▼
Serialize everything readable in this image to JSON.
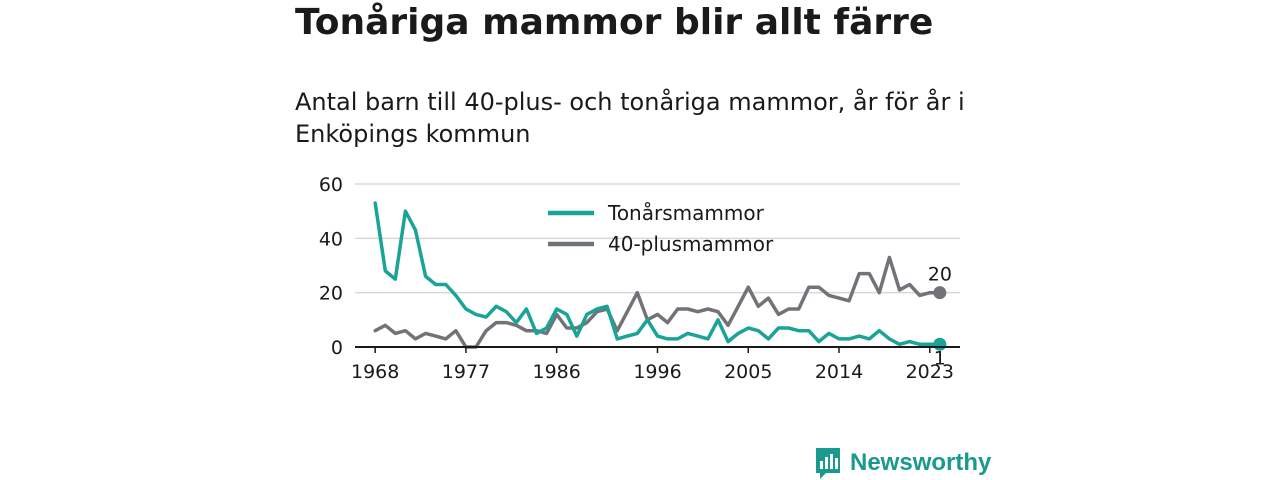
{
  "title": "Tonåriga mammor blir allt färre",
  "subtitle": "Antal barn till 40-plus- och tonåriga mammor, år för år i Enköpings kommun",
  "brand": "Newsworthy",
  "colors": {
    "teen": "#1aa397",
    "forty": "#737278",
    "grid": "#d8d8d8",
    "brand": "#1a9a8e"
  },
  "chart_data": {
    "type": "line",
    "x_ticks": [
      1968,
      1977,
      1986,
      1996,
      2005,
      2014,
      2023
    ],
    "y_ticks": [
      0,
      20,
      40,
      60
    ],
    "xlim": [
      1966,
      2026
    ],
    "ylim": [
      0,
      60
    ],
    "grid": true,
    "legend_position": "top-center",
    "x": [
      1968,
      1969,
      1970,
      1971,
      1972,
      1973,
      1974,
      1975,
      1976,
      1977,
      1978,
      1979,
      1980,
      1981,
      1982,
      1983,
      1984,
      1985,
      1986,
      1987,
      1988,
      1989,
      1990,
      1991,
      1992,
      1993,
      1994,
      1995,
      1996,
      1997,
      1998,
      1999,
      2000,
      2001,
      2002,
      2003,
      2004,
      2005,
      2006,
      2007,
      2008,
      2009,
      2010,
      2011,
      2012,
      2013,
      2014,
      2015,
      2016,
      2017,
      2018,
      2019,
      2020,
      2021,
      2022,
      2023,
      2024
    ],
    "series": [
      {
        "name": "Tonårsmammor",
        "color": "#1aa397",
        "end_label": "1",
        "values": [
          53,
          28,
          25,
          50,
          43,
          26,
          23,
          23,
          19,
          14,
          12,
          11,
          15,
          13,
          9,
          14,
          5,
          7,
          14,
          12,
          4,
          12,
          14,
          15,
          3,
          4,
          5,
          10,
          4,
          3,
          3,
          5,
          4,
          3,
          10,
          2,
          5,
          7,
          6,
          3,
          7,
          7,
          6,
          6,
          2,
          5,
          3,
          3,
          4,
          3,
          6,
          3,
          1,
          2,
          1,
          1,
          1
        ]
      },
      {
        "name": "40-plusmammor",
        "color": "#737278",
        "end_label": "20",
        "values": [
          6,
          8,
          5,
          6,
          3,
          5,
          4,
          3,
          6,
          0,
          0,
          6,
          9,
          9,
          8,
          6,
          6,
          5,
          12,
          7,
          7,
          9,
          13,
          14,
          6,
          13,
          20,
          10,
          12,
          9,
          14,
          14,
          13,
          14,
          13,
          8,
          15,
          22,
          15,
          18,
          12,
          14,
          14,
          22,
          22,
          19,
          18,
          17,
          27,
          27,
          20,
          33,
          21,
          23,
          19,
          20,
          20
        ]
      }
    ]
  }
}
▲
= WORK REQUIRED =
Scan the material above for the word "name". Copy each line where it occurs.

= TASK ANSWER =
        "name": "Tonårsmammor",
        "name": "40-plusmammor",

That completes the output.